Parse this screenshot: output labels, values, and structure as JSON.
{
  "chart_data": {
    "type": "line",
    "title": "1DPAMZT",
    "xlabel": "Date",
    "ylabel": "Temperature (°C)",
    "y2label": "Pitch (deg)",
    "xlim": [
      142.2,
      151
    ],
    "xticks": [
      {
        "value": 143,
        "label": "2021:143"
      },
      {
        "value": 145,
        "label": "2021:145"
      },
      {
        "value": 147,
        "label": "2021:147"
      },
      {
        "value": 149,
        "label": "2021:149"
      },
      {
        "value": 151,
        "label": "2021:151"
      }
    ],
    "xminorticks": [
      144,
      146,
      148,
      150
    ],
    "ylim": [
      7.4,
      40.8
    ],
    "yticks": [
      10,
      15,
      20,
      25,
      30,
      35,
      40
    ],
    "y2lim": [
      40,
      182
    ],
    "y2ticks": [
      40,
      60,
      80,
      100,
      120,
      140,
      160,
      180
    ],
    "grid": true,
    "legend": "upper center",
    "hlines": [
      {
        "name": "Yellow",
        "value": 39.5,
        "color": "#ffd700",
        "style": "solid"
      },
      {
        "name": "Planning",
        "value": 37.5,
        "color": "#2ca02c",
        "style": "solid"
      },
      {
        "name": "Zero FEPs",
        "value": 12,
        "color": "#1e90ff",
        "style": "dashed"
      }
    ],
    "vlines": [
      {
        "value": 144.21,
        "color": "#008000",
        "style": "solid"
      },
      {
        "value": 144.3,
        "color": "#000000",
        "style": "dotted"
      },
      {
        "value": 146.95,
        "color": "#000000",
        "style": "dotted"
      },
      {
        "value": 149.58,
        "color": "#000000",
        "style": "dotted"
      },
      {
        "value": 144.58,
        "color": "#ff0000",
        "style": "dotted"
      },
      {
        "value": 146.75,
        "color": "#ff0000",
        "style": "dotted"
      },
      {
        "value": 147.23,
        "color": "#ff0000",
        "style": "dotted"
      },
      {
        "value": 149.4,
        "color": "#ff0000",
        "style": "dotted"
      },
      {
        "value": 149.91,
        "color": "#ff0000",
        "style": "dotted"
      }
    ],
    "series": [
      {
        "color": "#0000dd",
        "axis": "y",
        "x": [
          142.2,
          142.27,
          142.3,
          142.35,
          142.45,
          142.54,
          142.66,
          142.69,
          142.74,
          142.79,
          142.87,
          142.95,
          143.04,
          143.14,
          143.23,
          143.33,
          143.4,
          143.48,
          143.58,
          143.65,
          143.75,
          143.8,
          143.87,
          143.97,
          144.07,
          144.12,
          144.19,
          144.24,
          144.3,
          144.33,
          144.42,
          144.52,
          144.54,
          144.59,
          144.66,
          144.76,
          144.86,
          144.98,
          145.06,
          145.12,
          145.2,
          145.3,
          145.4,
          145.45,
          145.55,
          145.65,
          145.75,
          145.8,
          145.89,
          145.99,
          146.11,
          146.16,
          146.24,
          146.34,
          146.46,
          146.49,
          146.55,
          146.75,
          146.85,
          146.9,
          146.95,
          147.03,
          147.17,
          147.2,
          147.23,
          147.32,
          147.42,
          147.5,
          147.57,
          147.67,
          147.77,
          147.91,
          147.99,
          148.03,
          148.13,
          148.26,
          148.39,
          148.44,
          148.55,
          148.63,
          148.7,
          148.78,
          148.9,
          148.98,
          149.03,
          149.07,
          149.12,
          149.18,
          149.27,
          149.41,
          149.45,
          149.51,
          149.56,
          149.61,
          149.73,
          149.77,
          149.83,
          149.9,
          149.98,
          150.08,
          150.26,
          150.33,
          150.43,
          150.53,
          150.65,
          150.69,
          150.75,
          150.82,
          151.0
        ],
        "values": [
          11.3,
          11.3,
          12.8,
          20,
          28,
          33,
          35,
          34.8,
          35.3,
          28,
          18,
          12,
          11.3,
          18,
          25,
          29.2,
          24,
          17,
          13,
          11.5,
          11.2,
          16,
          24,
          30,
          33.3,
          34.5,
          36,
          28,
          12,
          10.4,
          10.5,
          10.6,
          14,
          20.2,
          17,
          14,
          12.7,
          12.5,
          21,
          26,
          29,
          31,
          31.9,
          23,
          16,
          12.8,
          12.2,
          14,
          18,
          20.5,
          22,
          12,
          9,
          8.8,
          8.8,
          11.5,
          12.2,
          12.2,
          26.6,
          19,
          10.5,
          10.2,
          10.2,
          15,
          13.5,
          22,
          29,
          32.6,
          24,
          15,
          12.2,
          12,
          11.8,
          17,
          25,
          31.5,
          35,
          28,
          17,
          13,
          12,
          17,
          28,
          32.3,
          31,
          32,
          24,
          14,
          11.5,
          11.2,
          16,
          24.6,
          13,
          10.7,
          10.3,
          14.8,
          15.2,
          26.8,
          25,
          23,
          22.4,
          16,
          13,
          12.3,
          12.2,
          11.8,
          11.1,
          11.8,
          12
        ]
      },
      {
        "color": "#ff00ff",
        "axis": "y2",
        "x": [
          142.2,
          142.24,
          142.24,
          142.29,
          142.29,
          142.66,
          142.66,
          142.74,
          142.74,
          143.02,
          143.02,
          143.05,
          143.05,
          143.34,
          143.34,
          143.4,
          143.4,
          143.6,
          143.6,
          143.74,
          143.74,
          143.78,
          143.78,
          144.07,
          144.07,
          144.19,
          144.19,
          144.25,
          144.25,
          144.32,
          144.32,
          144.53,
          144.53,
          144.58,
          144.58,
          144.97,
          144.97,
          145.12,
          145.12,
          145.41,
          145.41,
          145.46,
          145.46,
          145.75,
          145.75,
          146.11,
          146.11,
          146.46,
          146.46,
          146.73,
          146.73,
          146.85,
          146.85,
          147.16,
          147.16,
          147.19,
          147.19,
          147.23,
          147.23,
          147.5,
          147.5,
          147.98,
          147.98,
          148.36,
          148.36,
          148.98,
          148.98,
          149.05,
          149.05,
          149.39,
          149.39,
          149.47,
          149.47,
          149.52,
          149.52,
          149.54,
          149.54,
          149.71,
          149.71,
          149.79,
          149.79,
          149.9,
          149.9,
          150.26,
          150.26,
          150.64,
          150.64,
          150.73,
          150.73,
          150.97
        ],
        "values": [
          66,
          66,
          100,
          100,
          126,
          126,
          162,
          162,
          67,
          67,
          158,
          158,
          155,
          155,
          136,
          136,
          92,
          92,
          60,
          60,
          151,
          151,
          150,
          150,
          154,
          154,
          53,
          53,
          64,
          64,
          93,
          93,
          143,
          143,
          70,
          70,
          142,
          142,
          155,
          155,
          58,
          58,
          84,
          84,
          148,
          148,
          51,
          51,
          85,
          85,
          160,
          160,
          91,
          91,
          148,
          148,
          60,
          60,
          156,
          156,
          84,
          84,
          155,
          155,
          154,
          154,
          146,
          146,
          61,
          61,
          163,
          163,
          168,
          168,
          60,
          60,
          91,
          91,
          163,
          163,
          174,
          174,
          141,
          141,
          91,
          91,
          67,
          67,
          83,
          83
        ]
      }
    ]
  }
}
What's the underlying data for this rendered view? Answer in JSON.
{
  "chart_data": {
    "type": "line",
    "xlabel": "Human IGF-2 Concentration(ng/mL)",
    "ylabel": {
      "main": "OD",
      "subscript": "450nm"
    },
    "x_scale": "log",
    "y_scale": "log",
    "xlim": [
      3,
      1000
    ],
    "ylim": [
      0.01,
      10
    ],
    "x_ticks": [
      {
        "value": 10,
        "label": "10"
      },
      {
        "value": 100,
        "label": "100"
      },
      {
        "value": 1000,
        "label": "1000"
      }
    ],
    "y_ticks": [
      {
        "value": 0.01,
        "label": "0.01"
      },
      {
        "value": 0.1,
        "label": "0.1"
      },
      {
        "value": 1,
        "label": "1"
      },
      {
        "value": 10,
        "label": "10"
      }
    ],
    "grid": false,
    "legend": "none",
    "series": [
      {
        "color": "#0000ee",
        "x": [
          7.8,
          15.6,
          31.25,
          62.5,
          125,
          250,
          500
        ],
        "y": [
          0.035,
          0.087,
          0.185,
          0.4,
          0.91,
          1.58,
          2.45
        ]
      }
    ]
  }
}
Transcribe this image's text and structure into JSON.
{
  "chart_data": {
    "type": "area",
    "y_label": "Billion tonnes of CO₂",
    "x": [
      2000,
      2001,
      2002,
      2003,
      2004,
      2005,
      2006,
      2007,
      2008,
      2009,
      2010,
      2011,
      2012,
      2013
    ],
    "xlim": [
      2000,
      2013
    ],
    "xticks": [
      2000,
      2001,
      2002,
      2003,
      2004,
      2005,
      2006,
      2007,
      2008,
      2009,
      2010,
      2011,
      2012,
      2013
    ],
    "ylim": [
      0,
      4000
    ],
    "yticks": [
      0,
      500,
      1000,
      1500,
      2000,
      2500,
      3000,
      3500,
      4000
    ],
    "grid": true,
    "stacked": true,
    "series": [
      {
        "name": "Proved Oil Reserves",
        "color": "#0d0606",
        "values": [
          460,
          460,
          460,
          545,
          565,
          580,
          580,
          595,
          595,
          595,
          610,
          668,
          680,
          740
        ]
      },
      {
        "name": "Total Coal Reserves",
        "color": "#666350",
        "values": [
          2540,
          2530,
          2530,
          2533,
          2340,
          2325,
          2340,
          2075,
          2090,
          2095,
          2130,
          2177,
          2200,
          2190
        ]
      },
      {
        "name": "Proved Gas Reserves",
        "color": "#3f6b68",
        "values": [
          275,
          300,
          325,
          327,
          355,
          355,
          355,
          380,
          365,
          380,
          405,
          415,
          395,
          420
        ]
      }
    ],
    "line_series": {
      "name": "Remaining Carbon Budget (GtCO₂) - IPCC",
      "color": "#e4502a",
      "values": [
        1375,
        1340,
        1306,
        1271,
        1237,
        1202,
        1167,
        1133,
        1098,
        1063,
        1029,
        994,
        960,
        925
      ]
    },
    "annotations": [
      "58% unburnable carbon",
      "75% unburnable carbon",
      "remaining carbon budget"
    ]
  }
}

-.-.-

Problem description =
All lines of the data above that include the word "unburnable" must be shown.

Answer to the problem =
      "58% unburnable carbon",
      "75% unburnable carbon",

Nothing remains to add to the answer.